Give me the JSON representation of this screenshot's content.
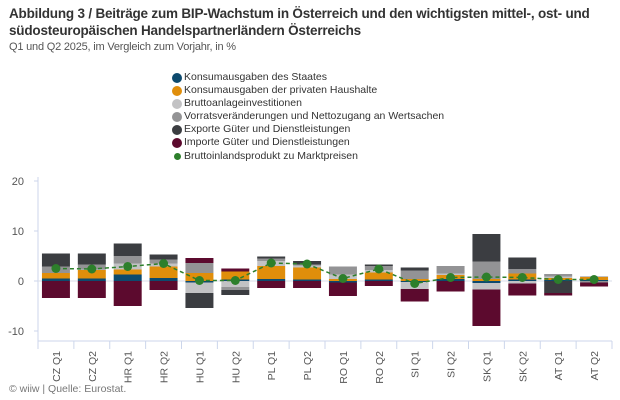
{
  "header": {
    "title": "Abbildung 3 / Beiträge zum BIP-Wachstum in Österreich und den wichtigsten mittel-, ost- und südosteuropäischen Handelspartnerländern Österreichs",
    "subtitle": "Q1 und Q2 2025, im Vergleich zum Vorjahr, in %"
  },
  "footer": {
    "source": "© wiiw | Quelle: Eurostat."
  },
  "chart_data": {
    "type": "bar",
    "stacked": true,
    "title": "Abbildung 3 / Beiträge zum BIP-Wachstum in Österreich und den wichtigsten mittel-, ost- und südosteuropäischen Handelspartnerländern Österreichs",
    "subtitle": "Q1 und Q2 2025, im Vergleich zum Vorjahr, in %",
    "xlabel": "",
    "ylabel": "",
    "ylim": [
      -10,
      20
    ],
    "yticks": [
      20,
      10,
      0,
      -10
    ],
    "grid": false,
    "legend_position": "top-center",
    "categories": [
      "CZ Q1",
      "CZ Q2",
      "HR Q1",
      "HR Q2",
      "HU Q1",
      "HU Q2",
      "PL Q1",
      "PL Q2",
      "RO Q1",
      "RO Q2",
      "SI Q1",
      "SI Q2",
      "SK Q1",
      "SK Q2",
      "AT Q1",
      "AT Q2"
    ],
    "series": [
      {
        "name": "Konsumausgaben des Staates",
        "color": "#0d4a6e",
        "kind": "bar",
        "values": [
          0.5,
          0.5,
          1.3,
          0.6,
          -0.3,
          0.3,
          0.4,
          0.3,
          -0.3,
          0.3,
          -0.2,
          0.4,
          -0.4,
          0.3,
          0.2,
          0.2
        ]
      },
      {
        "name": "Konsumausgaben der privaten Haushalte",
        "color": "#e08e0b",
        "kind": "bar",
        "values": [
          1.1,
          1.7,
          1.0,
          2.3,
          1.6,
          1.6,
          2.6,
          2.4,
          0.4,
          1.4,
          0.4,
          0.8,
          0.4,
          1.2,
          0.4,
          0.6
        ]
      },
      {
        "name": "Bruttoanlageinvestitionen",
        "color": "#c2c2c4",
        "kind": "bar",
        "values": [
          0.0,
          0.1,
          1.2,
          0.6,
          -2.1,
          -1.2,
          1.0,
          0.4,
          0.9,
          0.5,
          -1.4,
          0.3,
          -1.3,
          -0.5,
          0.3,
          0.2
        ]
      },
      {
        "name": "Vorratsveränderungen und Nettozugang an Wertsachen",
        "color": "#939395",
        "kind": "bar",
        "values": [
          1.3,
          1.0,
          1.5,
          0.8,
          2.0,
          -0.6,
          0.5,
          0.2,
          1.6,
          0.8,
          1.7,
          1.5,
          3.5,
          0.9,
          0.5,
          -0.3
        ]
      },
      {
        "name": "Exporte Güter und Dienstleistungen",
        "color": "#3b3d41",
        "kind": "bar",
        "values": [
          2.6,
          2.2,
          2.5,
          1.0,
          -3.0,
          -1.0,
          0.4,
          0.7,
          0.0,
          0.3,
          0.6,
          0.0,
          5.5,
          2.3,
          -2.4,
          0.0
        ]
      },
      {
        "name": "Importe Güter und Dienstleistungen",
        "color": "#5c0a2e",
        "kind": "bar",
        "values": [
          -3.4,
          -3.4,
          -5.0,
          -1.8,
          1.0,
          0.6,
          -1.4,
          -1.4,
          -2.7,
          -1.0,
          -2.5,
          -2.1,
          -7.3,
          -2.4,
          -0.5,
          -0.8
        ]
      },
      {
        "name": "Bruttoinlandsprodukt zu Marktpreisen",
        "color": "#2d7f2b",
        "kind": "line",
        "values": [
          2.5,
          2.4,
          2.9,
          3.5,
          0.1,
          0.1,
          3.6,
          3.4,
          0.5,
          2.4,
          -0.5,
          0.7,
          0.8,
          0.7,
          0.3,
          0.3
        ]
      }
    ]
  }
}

++++

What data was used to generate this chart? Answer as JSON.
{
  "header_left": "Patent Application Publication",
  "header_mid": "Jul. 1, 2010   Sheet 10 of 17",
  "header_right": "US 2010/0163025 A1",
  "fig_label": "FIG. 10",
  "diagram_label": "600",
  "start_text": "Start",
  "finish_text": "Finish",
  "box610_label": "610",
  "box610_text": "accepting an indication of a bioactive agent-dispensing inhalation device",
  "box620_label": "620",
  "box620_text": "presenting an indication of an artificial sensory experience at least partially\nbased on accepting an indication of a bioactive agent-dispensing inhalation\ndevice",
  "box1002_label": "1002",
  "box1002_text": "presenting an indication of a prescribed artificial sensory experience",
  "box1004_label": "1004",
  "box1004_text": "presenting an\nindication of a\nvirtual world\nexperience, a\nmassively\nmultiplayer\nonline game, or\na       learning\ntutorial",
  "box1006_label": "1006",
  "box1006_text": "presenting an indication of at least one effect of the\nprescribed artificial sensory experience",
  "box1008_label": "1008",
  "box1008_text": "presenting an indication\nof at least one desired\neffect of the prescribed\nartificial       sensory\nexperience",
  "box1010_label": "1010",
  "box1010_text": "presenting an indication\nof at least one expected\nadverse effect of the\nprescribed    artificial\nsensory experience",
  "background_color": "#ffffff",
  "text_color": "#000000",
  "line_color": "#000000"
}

++++

**What needs to be done:** Find how many lines in the listing contain the word "Vergleich" and give that count alone.

**Answer to this task:** 2